Below is a block of records; reproduce all of them exactly and leave out any pictures.

--- MATERIAL FOR THIS TASK ---

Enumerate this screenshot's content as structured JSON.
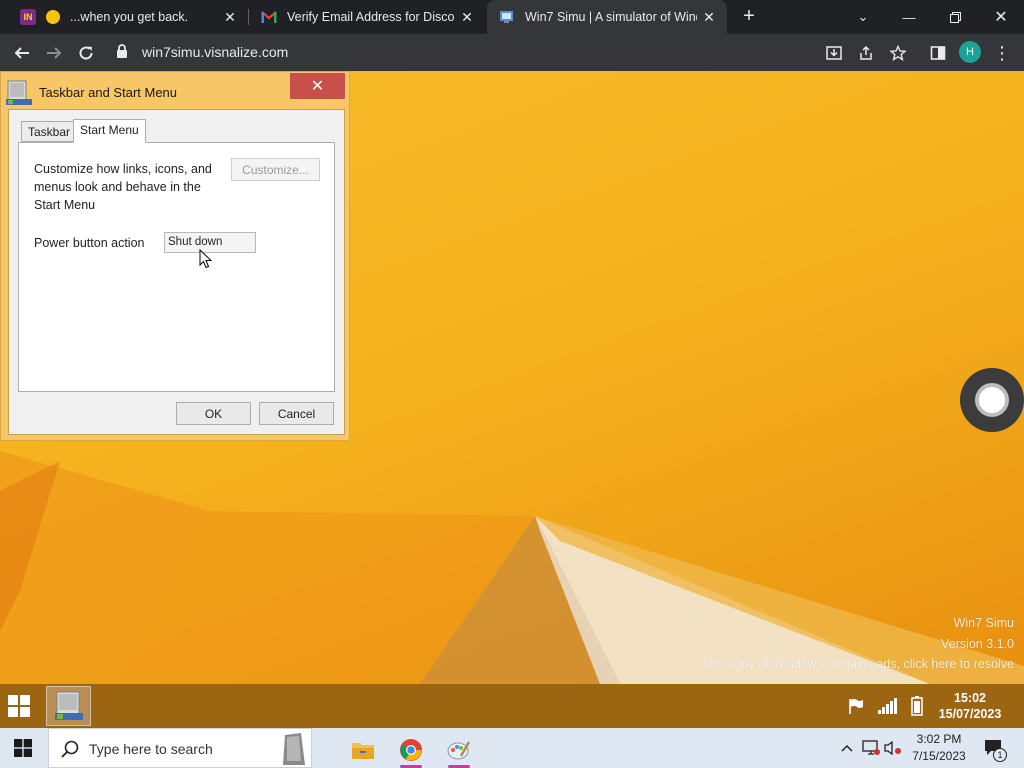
{
  "browser": {
    "tabs": [
      {
        "title": "...when you get back.",
        "favicon": "emoji-favicon-icon",
        "active": false
      },
      {
        "title": "Verify Email Address for Discord",
        "favicon": "gmail-icon",
        "active": false
      },
      {
        "title": "Win7 Simu | A simulator of Wind",
        "favicon": "win7simu-icon",
        "active": true
      }
    ],
    "url": "win7simu.visnalize.com",
    "profile_initial": "H"
  },
  "dialog": {
    "title": "Taskbar and Start Menu",
    "tabs": [
      "Taskbar",
      "Start Menu"
    ],
    "selected_tab": "Start Menu",
    "description": "Customize how links, icons, and menus look and behave in the Start Menu",
    "customize_label": "Customize...",
    "power_label": "Power button action",
    "power_value": "Shut down",
    "ok_label": "OK",
    "cancel_label": "Cancel"
  },
  "watermark": {
    "line1": "Win7 Simu",
    "line2": "Version 3.1.0",
    "line3": "This copy of Windows contains ads, click here to resolve"
  },
  "sim_taskbar": {
    "time": "15:02",
    "date": "15/07/2023"
  },
  "host_taskbar": {
    "search_placeholder": "Type here to search",
    "time": "3:02 PM",
    "date": "7/15/2023",
    "notification_count": "1"
  },
  "colors": {
    "desktop": "#f6b21e",
    "dialog_frame": "#f6c667",
    "close_button": "#c7504a",
    "sim_taskbar": "#9c6512",
    "host_taskbar": "#dfe7f3"
  }
}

---

▶ FULL ANSWER:
Enumerate this screenshot's content as structured JSON.
{
  "browser": {
    "tabs": [
      {
        "title": "...when you get back.",
        "favicon": "emoji-favicon-icon",
        "active": false
      },
      {
        "title": "Verify Email Address for Discord",
        "favicon": "gmail-icon",
        "active": false
      },
      {
        "title": "Win7 Simu | A simulator of Wind",
        "favicon": "win7simu-icon",
        "active": true
      }
    ],
    "url": "win7simu.visnalize.com",
    "profile_initial": "H"
  },
  "dialog": {
    "title": "Taskbar and Start Menu",
    "tabs": [
      "Taskbar",
      "Start Menu"
    ],
    "selected_tab": "Start Menu",
    "description": "Customize how links, icons, and menus look and behave in the Start Menu",
    "customize_label": "Customize...",
    "power_label": "Power button action",
    "power_value": "Shut down",
    "ok_label": "OK",
    "cancel_label": "Cancel"
  },
  "watermark": {
    "line1": "Win7 Simu",
    "line2": "Version 3.1.0",
    "line3": "This copy of Windows contains ads, click here to resolve"
  },
  "sim_taskbar": {
    "time": "15:02",
    "date": "15/07/2023"
  },
  "host_taskbar": {
    "search_placeholder": "Type here to search",
    "time": "3:02 PM",
    "date": "7/15/2023",
    "notification_count": "1"
  },
  "colors": {
    "desktop": "#f6b21e",
    "dialog_frame": "#f6c667",
    "close_button": "#c7504a",
    "sim_taskbar": "#9c6512",
    "host_taskbar": "#dfe7f3"
  }
}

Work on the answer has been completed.